## Start Provided records

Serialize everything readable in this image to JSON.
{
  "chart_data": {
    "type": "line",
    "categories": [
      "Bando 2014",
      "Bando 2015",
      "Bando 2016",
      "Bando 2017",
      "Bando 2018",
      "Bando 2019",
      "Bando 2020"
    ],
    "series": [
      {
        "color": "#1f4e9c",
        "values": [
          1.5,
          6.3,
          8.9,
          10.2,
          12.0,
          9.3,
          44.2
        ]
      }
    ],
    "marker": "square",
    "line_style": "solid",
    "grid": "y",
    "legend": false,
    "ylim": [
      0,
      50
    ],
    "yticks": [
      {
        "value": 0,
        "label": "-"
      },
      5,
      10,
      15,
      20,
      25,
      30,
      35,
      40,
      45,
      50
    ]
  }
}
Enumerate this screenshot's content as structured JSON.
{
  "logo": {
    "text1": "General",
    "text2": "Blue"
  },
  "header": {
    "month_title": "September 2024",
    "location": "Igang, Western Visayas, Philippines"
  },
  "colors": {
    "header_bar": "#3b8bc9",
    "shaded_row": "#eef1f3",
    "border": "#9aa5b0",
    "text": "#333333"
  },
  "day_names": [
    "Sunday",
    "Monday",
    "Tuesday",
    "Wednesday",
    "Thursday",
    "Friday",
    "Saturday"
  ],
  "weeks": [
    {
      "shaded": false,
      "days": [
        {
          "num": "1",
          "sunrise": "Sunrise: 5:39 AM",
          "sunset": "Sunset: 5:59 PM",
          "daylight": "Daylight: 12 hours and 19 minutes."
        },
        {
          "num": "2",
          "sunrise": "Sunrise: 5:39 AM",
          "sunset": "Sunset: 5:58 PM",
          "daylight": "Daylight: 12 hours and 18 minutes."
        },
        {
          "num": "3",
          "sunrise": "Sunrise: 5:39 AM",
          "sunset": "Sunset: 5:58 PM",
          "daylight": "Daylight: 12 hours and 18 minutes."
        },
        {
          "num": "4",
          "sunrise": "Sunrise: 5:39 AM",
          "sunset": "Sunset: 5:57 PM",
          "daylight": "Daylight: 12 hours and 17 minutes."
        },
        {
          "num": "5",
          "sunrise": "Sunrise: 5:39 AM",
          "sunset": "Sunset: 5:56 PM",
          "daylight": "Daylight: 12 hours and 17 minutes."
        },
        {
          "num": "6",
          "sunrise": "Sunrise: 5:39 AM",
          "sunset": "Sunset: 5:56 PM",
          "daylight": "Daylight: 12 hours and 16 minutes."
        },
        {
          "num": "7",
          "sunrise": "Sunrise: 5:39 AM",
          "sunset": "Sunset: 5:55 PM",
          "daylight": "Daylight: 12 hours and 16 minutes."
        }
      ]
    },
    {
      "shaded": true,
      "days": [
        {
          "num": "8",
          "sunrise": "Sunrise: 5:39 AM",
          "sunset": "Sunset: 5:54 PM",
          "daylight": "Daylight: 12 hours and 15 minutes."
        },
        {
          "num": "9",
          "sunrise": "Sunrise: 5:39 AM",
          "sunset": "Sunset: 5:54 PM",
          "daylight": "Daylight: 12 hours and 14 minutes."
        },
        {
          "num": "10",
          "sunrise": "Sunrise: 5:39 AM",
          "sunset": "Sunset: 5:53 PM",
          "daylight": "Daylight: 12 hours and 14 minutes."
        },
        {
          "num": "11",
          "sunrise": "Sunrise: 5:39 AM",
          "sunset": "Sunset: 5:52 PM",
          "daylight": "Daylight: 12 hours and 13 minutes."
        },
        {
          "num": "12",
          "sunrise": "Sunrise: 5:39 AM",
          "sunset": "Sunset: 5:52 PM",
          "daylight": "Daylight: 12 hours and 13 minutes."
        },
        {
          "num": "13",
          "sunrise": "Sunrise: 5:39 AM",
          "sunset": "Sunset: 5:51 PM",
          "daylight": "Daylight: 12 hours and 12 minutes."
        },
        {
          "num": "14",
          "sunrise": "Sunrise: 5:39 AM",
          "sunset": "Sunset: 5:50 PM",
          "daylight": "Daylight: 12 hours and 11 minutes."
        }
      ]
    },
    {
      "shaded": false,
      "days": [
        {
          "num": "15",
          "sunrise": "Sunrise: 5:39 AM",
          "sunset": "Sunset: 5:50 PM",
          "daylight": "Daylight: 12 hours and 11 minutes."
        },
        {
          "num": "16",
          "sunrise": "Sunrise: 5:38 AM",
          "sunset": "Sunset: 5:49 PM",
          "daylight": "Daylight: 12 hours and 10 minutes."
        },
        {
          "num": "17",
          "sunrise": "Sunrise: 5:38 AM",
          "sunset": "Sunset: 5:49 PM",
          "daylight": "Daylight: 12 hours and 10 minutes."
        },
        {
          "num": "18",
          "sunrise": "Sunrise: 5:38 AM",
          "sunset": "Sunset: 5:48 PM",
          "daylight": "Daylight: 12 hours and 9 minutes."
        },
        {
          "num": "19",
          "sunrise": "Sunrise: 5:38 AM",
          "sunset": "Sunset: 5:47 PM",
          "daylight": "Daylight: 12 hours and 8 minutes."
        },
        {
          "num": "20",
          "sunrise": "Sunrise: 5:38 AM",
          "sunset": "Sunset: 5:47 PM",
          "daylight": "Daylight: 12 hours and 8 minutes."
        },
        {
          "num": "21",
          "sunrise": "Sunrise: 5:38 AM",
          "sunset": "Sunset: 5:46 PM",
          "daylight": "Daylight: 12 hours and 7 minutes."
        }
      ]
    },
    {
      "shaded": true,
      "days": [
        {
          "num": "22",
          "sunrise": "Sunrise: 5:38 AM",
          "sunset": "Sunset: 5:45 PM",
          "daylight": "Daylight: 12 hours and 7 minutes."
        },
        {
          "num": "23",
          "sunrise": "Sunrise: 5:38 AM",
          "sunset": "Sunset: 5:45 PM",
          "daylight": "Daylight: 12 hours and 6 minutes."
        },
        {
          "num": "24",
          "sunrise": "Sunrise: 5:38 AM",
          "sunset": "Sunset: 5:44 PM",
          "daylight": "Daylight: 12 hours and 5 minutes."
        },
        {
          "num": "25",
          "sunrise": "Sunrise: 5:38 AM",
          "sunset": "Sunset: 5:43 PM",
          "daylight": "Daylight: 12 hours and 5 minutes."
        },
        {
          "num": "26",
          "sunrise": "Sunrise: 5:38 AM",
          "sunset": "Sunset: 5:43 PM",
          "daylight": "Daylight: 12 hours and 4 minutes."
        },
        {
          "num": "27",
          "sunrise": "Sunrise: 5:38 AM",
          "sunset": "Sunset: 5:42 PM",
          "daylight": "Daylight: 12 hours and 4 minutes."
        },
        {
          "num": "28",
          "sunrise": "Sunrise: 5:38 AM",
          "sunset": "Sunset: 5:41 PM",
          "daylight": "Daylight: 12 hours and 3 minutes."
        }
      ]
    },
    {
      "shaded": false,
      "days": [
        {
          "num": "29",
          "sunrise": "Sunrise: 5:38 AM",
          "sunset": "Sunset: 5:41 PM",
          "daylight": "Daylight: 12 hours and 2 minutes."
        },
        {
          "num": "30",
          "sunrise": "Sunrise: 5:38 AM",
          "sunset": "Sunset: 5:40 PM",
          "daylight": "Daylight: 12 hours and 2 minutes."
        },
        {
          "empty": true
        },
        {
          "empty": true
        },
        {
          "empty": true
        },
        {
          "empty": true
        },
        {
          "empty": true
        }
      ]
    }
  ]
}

## End Provided records

# Do this:
Reproduce the full listing above, character for character.

# Worked solution:
Serialize everything readable in this image to JSON.
{
  "chart_data": {
    "type": "line",
    "categories": [
      "Bando 2014",
      "Bando 2015",
      "Bando 2016",
      "Bando 2017",
      "Bando 2018",
      "Bando 2019",
      "Bando 2020"
    ],
    "series": [
      {
        "color": "#1f4e9c",
        "values": [
          1.5,
          6.3,
          8.9,
          10.2,
          12.0,
          9.3,
          44.2
        ]
      }
    ],
    "marker": "square",
    "line_style": "solid",
    "grid": "y",
    "legend": false,
    "ylim": [
      0,
      50
    ],
    "yticks": [
      {
        "value": 0,
        "label": "-"
      },
      5,
      10,
      15,
      20,
      25,
      30,
      35,
      40,
      45,
      50
    ]
  }
}
Enumerate this screenshot's content as structured JSON.
{
  "logo": {
    "text1": "General",
    "text2": "Blue"
  },
  "header": {
    "month_title": "September 2024",
    "location": "Igang, Western Visayas, Philippines"
  },
  "colors": {
    "header_bar": "#3b8bc9",
    "shaded_row": "#eef1f3",
    "border": "#9aa5b0",
    "text": "#333333"
  },
  "day_names": [
    "Sunday",
    "Monday",
    "Tuesday",
    "Wednesday",
    "Thursday",
    "Friday",
    "Saturday"
  ],
  "weeks": [
    {
      "shaded": false,
      "days": [
        {
          "num": "1",
          "sunrise": "Sunrise: 5:39 AM",
          "sunset": "Sunset: 5:59 PM",
          "daylight": "Daylight: 12 hours and 19 minutes."
        },
        {
          "num": "2",
          "sunrise": "Sunrise: 5:39 AM",
          "sunset": "Sunset: 5:58 PM",
          "daylight": "Daylight: 12 hours and 18 minutes."
        },
        {
          "num": "3",
          "sunrise": "Sunrise: 5:39 AM",
          "sunset": "Sunset: 5:58 PM",
          "daylight": "Daylight: 12 hours and 18 minutes."
        },
        {
          "num": "4",
          "sunrise": "Sunrise: 5:39 AM",
          "sunset": "Sunset: 5:57 PM",
          "daylight": "Daylight: 12 hours and 17 minutes."
        },
        {
          "num": "5",
          "sunrise": "Sunrise: 5:39 AM",
          "sunset": "Sunset: 5:56 PM",
          "daylight": "Daylight: 12 hours and 17 minutes."
        },
        {
          "num": "6",
          "sunrise": "Sunrise: 5:39 AM",
          "sunset": "Sunset: 5:56 PM",
          "daylight": "Daylight: 12 hours and 16 minutes."
        },
        {
          "num": "7",
          "sunrise": "Sunrise: 5:39 AM",
          "sunset": "Sunset: 5:55 PM",
          "daylight": "Daylight: 12 hours and 16 minutes."
        }
      ]
    },
    {
      "shaded": true,
      "days": [
        {
          "num": "8",
          "sunrise": "Sunrise: 5:39 AM",
          "sunset": "Sunset: 5:54 PM",
          "daylight": "Daylight: 12 hours and 15 minutes."
        },
        {
          "num": "9",
          "sunrise": "Sunrise: 5:39 AM",
          "sunset": "Sunset: 5:54 PM",
          "daylight": "Daylight: 12 hours and 14 minutes."
        },
        {
          "num": "10",
          "sunrise": "Sunrise: 5:39 AM",
          "sunset": "Sunset: 5:53 PM",
          "daylight": "Daylight: 12 hours and 14 minutes."
        },
        {
          "num": "11",
          "sunrise": "Sunrise: 5:39 AM",
          "sunset": "Sunset: 5:52 PM",
          "daylight": "Daylight: 12 hours and 13 minutes."
        },
        {
          "num": "12",
          "sunrise": "Sunrise: 5:39 AM",
          "sunset": "Sunset: 5:52 PM",
          "daylight": "Daylight: 12 hours and 13 minutes."
        },
        {
          "num": "13",
          "sunrise": "Sunrise: 5:39 AM",
          "sunset": "Sunset: 5:51 PM",
          "daylight": "Daylight: 12 hours and 12 minutes."
        },
        {
          "num": "14",
          "sunrise": "Sunrise: 5:39 AM",
          "sunset": "Sunset: 5:50 PM",
          "daylight": "Daylight: 12 hours and 11 minutes."
        }
      ]
    },
    {
      "shaded": false,
      "days": [
        {
          "num": "15",
          "sunrise": "Sunrise: 5:39 AM",
          "sunset": "Sunset: 5:50 PM",
          "daylight": "Daylight: 12 hours and 11 minutes."
        },
        {
          "num": "16",
          "sunrise": "Sunrise: 5:38 AM",
          "sunset": "Sunset: 5:49 PM",
          "daylight": "Daylight: 12 hours and 10 minutes."
        },
        {
          "num": "17",
          "sunrise": "Sunrise: 5:38 AM",
          "sunset": "Sunset: 5:49 PM",
          "daylight": "Daylight: 12 hours and 10 minutes."
        },
        {
          "num": "18",
          "sunrise": "Sunrise: 5:38 AM",
          "sunset": "Sunset: 5:48 PM",
          "daylight": "Daylight: 12 hours and 9 minutes."
        },
        {
          "num": "19",
          "sunrise": "Sunrise: 5:38 AM",
          "sunset": "Sunset: 5:47 PM",
          "daylight": "Daylight: 12 hours and 8 minutes."
        },
        {
          "num": "20",
          "sunrise": "Sunrise: 5:38 AM",
          "sunset": "Sunset: 5:47 PM",
          "daylight": "Daylight: 12 hours and 8 minutes."
        },
        {
          "num": "21",
          "sunrise": "Sunrise: 5:38 AM",
          "sunset": "Sunset: 5:46 PM",
          "daylight": "Daylight: 12 hours and 7 minutes."
        }
      ]
    },
    {
      "shaded": true,
      "days": [
        {
          "num": "22",
          "sunrise": "Sunrise: 5:38 AM",
          "sunset": "Sunset: 5:45 PM",
          "daylight": "Daylight: 12 hours and 7 minutes."
        },
        {
          "num": "23",
          "sunrise": "Sunrise: 5:38 AM",
          "sunset": "Sunset: 5:45 PM",
          "daylight": "Daylight: 12 hours and 6 minutes."
        },
        {
          "num": "24",
          "sunrise": "Sunrise: 5:38 AM",
          "sunset": "Sunset: 5:44 PM",
          "daylight": "Daylight: 12 hours and 5 minutes."
        },
        {
          "num": "25",
          "sunrise": "Sunrise: 5:38 AM",
          "sunset": "Sunset: 5:43 PM",
          "daylight": "Daylight: 12 hours and 5 minutes."
        },
        {
          "num": "26",
          "sunrise": "Sunrise: 5:38 AM",
          "sunset": "Sunset: 5:43 PM",
          "daylight": "Daylight: 12 hours and 4 minutes."
        },
        {
          "num": "27",
          "sunrise": "Sunrise: 5:38 AM",
          "sunset": "Sunset: 5:42 PM",
          "daylight": "Daylight: 12 hours and 4 minutes."
        },
        {
          "num": "28",
          "sunrise": "Sunrise: 5:38 AM",
          "sunset": "Sunset: 5:41 PM",
          "daylight": "Daylight: 12 hours and 3 minutes."
        }
      ]
    },
    {
      "shaded": false,
      "days": [
        {
          "num": "29",
          "sunrise": "Sunrise: 5:38 AM",
          "sunset": "Sunset: 5:41 PM",
          "daylight": "Daylight: 12 hours and 2 minutes."
        },
        {
          "num": "30",
          "sunrise": "Sunrise: 5:38 AM",
          "sunset": "Sunset: 5:40 PM",
          "daylight": "Daylight: 12 hours and 2 minutes."
        },
        {
          "empty": true
        },
        {
          "empty": true
        },
        {
          "empty": true
        },
        {
          "empty": true
        },
        {
          "empty": true
        }
      ]
    }
  ]
}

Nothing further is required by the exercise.